**** Dataset records

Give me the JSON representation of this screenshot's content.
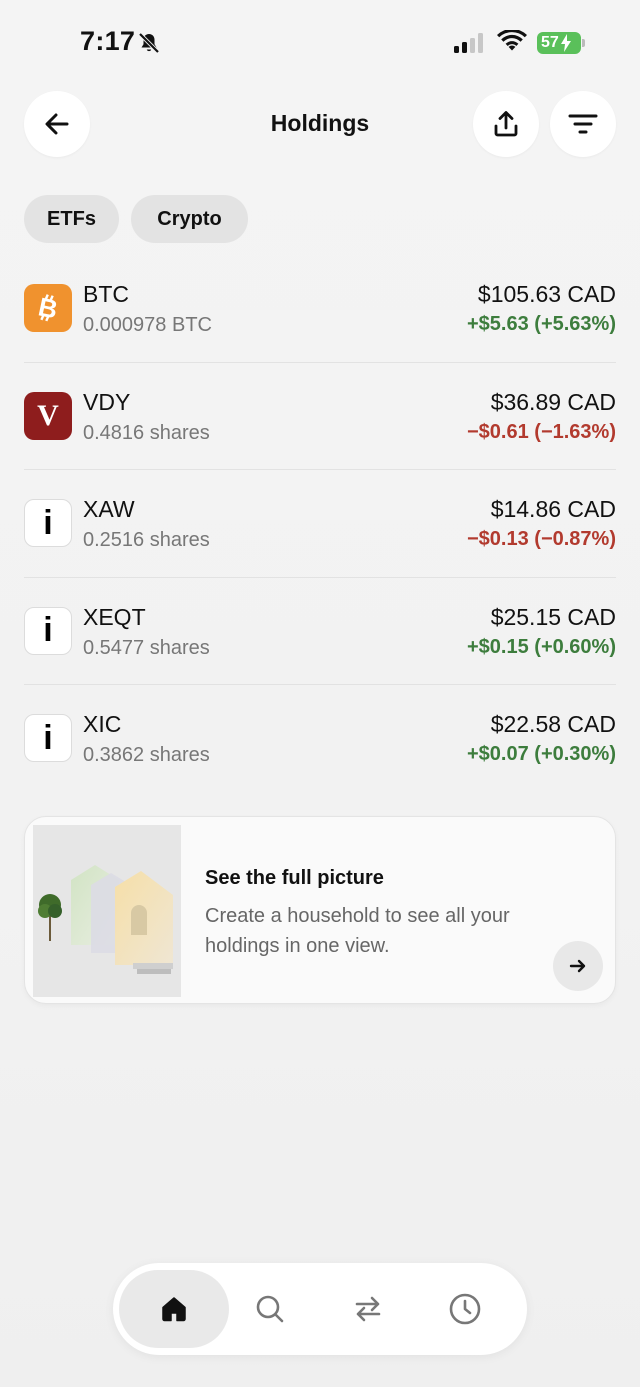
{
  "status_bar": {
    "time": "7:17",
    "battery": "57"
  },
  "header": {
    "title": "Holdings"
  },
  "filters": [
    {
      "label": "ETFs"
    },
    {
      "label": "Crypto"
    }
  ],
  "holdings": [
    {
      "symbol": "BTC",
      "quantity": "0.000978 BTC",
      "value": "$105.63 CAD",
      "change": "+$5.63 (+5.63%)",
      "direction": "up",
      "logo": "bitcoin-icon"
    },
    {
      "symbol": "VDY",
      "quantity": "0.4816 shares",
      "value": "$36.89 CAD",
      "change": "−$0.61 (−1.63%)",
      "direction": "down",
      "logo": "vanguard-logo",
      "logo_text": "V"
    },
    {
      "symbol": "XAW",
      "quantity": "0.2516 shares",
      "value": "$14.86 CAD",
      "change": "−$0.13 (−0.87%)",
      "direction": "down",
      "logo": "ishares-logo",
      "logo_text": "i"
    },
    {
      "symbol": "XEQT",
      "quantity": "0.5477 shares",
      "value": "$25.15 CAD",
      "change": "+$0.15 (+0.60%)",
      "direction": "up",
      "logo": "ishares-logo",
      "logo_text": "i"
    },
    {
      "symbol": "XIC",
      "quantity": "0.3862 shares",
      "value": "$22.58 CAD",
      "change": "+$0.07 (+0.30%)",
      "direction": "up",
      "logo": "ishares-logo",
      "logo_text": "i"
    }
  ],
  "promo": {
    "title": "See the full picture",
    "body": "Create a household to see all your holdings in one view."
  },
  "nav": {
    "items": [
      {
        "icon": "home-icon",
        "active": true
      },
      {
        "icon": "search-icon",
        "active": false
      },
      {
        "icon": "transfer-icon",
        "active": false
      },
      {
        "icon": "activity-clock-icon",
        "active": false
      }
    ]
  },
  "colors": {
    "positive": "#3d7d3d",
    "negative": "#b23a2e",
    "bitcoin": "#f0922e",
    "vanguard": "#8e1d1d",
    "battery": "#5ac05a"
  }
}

********

What the task asks —
Each line of the data is to be duplicated exactly; pictures stay out of the copy.

Answer below —
Give me the JSON representation of this screenshot's content.
{
  "status_bar": {
    "time": "7:17",
    "battery": "57"
  },
  "header": {
    "title": "Holdings"
  },
  "filters": [
    {
      "label": "ETFs"
    },
    {
      "label": "Crypto"
    }
  ],
  "holdings": [
    {
      "symbol": "BTC",
      "quantity": "0.000978 BTC",
      "value": "$105.63 CAD",
      "change": "+$5.63 (+5.63%)",
      "direction": "up",
      "logo": "bitcoin-icon"
    },
    {
      "symbol": "VDY",
      "quantity": "0.4816 shares",
      "value": "$36.89 CAD",
      "change": "−$0.61 (−1.63%)",
      "direction": "down",
      "logo": "vanguard-logo",
      "logo_text": "V"
    },
    {
      "symbol": "XAW",
      "quantity": "0.2516 shares",
      "value": "$14.86 CAD",
      "change": "−$0.13 (−0.87%)",
      "direction": "down",
      "logo": "ishares-logo",
      "logo_text": "i"
    },
    {
      "symbol": "XEQT",
      "quantity": "0.5477 shares",
      "value": "$25.15 CAD",
      "change": "+$0.15 (+0.60%)",
      "direction": "up",
      "logo": "ishares-logo",
      "logo_text": "i"
    },
    {
      "symbol": "XIC",
      "quantity": "0.3862 shares",
      "value": "$22.58 CAD",
      "change": "+$0.07 (+0.30%)",
      "direction": "up",
      "logo": "ishares-logo",
      "logo_text": "i"
    }
  ],
  "promo": {
    "title": "See the full picture",
    "body": "Create a household to see all your holdings in one view."
  },
  "nav": {
    "items": [
      {
        "icon": "home-icon",
        "active": true
      },
      {
        "icon": "search-icon",
        "active": false
      },
      {
        "icon": "transfer-icon",
        "active": false
      },
      {
        "icon": "activity-clock-icon",
        "active": false
      }
    ]
  },
  "colors": {
    "positive": "#3d7d3d",
    "negative": "#b23a2e",
    "bitcoin": "#f0922e",
    "vanguard": "#8e1d1d",
    "battery": "#5ac05a"
  }
}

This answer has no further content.